Set task: Copy out the lines that have "JSON" in them.

Supplied records:

-----

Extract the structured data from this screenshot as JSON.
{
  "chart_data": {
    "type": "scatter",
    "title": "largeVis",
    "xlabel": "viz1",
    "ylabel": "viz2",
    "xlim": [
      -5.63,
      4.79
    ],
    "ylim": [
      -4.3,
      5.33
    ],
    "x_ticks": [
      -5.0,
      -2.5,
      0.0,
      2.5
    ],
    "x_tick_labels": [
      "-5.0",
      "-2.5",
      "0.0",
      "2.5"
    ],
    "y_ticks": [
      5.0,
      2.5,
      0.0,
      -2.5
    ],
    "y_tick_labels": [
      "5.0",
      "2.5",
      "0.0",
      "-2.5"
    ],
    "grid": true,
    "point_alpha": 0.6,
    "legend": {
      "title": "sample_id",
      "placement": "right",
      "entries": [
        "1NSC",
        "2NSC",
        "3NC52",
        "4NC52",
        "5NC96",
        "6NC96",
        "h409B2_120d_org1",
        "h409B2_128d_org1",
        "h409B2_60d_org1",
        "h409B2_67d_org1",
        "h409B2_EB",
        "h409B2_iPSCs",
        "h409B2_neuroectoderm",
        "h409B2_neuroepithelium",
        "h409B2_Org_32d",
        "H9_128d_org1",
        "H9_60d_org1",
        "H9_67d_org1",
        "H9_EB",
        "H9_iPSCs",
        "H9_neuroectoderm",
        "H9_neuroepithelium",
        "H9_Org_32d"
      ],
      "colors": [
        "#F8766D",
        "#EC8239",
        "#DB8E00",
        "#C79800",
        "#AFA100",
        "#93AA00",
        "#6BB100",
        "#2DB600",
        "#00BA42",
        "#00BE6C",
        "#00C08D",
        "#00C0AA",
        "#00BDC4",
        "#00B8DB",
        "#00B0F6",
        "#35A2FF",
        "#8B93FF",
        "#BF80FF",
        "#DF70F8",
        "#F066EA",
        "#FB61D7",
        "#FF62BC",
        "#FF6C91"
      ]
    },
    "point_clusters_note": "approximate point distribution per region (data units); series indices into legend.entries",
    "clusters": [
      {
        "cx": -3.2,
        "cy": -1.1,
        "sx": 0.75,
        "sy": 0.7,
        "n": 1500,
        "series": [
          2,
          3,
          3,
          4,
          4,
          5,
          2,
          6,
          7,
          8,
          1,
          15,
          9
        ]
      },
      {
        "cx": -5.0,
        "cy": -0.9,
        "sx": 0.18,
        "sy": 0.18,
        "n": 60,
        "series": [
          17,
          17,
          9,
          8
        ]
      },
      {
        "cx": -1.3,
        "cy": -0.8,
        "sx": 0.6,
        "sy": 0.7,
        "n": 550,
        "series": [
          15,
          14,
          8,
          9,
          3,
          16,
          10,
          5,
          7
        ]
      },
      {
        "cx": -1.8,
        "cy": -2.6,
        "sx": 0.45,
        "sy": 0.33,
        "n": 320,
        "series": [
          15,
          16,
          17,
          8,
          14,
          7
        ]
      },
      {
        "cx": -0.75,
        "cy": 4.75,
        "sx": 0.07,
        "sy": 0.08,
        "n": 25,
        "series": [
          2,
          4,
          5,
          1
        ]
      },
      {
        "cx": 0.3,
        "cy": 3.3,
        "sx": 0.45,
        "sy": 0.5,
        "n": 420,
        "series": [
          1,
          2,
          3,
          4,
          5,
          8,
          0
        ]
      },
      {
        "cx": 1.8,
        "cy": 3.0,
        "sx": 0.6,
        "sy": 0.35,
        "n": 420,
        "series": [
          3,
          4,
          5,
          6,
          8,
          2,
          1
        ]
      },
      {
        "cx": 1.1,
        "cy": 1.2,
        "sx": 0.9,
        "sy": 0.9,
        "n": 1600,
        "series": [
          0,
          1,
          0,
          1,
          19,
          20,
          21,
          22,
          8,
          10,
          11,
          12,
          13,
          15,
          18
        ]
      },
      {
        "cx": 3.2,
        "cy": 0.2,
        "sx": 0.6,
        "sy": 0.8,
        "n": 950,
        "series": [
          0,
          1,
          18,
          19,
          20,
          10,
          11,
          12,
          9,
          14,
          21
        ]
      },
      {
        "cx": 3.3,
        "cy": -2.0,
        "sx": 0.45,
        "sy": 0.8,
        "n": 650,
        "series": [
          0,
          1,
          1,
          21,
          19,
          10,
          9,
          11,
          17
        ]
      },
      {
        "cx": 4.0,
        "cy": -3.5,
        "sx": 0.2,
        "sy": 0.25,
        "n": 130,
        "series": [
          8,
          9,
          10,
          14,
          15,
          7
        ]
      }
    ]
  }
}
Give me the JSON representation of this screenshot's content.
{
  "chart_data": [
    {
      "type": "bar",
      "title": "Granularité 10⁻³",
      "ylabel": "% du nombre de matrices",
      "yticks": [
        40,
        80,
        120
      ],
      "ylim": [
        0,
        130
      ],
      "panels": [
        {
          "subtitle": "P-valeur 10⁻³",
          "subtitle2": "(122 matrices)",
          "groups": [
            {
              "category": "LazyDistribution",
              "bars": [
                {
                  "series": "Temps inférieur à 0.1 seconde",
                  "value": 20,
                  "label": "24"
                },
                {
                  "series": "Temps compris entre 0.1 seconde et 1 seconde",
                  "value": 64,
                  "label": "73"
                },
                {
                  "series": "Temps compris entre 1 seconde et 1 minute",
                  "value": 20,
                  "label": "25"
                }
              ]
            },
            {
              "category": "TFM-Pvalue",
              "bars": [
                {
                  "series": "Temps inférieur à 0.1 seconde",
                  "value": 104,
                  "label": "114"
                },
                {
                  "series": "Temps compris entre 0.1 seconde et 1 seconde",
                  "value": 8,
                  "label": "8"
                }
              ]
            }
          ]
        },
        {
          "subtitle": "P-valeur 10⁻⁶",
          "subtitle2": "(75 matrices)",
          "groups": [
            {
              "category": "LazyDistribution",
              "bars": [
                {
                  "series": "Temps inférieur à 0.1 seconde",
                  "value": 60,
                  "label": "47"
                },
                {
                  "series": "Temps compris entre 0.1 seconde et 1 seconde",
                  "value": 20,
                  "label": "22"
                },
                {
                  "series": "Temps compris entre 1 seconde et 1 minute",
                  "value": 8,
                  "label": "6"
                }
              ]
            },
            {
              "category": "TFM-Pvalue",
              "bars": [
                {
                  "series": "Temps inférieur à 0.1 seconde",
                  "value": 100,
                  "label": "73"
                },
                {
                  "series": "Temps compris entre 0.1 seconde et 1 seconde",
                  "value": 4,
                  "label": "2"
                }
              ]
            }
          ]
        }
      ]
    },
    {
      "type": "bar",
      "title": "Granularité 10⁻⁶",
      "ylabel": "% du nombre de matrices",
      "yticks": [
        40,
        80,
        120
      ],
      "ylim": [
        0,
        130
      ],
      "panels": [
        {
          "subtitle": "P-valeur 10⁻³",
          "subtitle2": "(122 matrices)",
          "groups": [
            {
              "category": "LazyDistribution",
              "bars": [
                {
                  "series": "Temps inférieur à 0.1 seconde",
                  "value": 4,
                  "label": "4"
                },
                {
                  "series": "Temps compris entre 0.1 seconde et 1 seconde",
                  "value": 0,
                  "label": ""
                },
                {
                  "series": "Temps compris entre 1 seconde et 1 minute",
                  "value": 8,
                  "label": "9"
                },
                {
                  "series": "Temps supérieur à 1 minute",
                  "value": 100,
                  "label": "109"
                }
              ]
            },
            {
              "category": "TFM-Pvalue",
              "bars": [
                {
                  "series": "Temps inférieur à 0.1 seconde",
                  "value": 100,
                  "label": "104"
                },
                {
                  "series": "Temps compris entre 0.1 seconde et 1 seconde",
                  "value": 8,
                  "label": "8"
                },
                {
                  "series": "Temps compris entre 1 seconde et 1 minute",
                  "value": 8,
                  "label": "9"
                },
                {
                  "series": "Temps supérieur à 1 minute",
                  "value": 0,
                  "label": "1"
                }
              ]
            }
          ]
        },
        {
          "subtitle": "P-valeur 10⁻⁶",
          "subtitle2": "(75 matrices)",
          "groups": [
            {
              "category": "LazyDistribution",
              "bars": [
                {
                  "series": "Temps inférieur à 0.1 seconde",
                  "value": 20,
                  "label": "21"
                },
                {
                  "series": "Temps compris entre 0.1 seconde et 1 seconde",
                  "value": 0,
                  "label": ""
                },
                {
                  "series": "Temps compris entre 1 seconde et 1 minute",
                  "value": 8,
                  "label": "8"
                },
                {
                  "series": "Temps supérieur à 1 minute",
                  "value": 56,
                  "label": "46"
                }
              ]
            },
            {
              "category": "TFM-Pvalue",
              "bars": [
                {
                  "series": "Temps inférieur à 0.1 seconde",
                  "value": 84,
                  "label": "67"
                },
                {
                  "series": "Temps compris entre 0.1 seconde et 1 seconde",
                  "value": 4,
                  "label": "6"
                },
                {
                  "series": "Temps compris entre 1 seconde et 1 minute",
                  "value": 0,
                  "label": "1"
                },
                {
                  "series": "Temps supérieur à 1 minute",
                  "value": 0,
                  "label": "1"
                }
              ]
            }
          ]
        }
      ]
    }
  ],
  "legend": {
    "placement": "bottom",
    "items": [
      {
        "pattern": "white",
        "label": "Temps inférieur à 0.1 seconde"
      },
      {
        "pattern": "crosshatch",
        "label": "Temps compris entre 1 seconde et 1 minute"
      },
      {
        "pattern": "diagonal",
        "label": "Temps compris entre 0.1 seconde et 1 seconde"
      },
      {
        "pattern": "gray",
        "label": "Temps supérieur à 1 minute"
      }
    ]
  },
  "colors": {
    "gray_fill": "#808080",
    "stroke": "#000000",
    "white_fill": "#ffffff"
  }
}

-----

Response:
Extract the structured data from this screenshot as JSON.
Give me the JSON representation of this screenshot's content.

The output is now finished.